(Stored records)
■ ■ ■ ■ ■

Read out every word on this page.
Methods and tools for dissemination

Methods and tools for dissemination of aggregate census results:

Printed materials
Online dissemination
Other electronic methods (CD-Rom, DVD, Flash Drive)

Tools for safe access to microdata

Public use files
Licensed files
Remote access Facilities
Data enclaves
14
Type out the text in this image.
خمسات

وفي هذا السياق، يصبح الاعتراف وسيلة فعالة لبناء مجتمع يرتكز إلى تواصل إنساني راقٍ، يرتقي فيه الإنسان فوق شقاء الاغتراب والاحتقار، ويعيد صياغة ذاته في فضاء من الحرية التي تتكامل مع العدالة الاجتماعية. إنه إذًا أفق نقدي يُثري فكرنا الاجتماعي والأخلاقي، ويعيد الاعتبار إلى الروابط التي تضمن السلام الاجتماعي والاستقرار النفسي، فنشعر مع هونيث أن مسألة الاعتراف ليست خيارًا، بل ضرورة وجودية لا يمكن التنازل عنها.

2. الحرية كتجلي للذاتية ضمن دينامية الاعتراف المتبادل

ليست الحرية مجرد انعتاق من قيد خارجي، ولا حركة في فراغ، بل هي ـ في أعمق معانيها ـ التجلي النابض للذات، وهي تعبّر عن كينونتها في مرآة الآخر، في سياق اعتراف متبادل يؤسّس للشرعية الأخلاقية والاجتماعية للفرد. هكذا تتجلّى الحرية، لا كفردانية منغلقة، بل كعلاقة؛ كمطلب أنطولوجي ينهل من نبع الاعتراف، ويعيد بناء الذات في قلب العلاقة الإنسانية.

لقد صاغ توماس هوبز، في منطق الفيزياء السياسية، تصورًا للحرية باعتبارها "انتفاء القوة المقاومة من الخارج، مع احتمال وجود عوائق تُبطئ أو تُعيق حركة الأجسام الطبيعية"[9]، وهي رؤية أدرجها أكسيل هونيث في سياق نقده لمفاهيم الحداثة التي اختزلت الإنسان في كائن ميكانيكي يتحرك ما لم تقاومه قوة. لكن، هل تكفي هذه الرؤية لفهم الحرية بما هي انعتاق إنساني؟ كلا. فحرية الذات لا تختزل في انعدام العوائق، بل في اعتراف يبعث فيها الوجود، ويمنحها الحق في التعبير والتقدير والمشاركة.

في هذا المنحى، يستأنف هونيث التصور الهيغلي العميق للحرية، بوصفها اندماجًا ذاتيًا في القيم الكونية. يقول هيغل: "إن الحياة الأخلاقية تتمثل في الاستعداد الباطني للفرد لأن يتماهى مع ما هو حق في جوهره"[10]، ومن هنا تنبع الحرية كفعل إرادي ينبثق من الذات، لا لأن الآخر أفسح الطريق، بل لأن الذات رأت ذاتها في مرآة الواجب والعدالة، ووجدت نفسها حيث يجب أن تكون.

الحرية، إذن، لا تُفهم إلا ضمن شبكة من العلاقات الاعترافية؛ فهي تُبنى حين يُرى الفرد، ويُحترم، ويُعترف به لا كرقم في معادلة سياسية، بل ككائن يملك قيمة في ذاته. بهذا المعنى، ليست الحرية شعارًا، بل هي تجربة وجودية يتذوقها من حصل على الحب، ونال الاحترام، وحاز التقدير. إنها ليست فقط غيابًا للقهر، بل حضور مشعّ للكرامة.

■ ■ ■ ■ ■

**PROMPT:** Faithfully transcribe the whole of the data.

**RESULT OF THE EXERCISE:**
Read out every word on this page.
Methods and tools for dissemination

Methods and tools for dissemination of aggregate census results:

Printed materials
Online dissemination
Other electronic methods (CD-Rom, DVD, Flash Drive)

Tools for safe access to microdata

Public use files
Licensed files
Remote access Facilities
Data enclaves
14
Type out the text in this image.
خمسات

وفي هذا السياق، يصبح الاعتراف وسيلة فعالة لبناء مجتمع يرتكز إلى تواصل إنساني راقٍ، يرتقي فيه الإنسان فوق شقاء الاغتراب والاحتقار، ويعيد صياغة ذاته في فضاء من الحرية التي تتكامل مع العدالة الاجتماعية. إنه إذًا أفق نقدي يُثري فكرنا الاجتماعي والأخلاقي، ويعيد الاعتبار إلى الروابط التي تضمن السلام الاجتماعي والاستقرار النفسي، فنشعر مع هونيث أن مسألة الاعتراف ليست خيارًا، بل ضرورة وجودية لا يمكن التنازل عنها.

2. الحرية كتجلي للذاتية ضمن دينامية الاعتراف المتبادل

ليست الحرية مجرد انعتاق من قيد خارجي، ولا حركة في فراغ، بل هي ـ في أعمق معانيها ـ التجلي النابض للذات، وهي تعبّر عن كينونتها في مرآة الآخر، في سياق اعتراف متبادل يؤسّس للشرعية الأخلاقية والاجتماعية للفرد. هكذا تتجلّى الحرية، لا كفردانية منغلقة، بل كعلاقة؛ كمطلب أنطولوجي ينهل من نبع الاعتراف، ويعيد بناء الذات في قلب العلاقة الإنسانية.

لقد صاغ توماس هوبز، في منطق الفيزياء السياسية، تصورًا للحرية باعتبارها "انتفاء القوة المقاومة من الخارج، مع احتمال وجود عوائق تُبطئ أو تُعيق حركة الأجسام الطبيعية"[9]، وهي رؤية أدرجها أكسيل هونيث في سياق نقده لمفاهيم الحداثة التي اختزلت الإنسان في كائن ميكانيكي يتحرك ما لم تقاومه قوة. لكن، هل تكفي هذه الرؤية لفهم الحرية بما هي انعتاق إنساني؟ كلا. فحرية الذات لا تختزل في انعدام العوائق، بل في اعتراف يبعث فيها الوجود، ويمنحها الحق في التعبير والتقدير والمشاركة.

في هذا المنحى، يستأنف هونيث التصور الهيغلي العميق للحرية، بوصفها اندماجًا ذاتيًا في القيم الكونية. يقول هيغل: "إن الحياة الأخلاقية تتمثل في الاستعداد الباطني للفرد لأن يتماهى مع ما هو حق في جوهره"[10]، ومن هنا تنبع الحرية كفعل إرادي ينبثق من الذات، لا لأن الآخر أفسح الطريق، بل لأن الذات رأت ذاتها في مرآة الواجب والعدالة، ووجدت نفسها حيث يجب أن تكون.

الحرية، إذن، لا تُفهم إلا ضمن شبكة من العلاقات الاعترافية؛ فهي تُبنى حين يُرى الفرد، ويُحترم، ويُعترف به لا كرقم في معادلة سياسية، بل ككائن يملك قيمة في ذاته. بهذا المعنى، ليست الحرية شعارًا، بل هي تجربة وجودية يتذوقها من حصل على الحب، ونال الاحترام، وحاز التقدير. إنها ليست فقط غيابًا للقهر، بل حضور مشعّ للكرامة.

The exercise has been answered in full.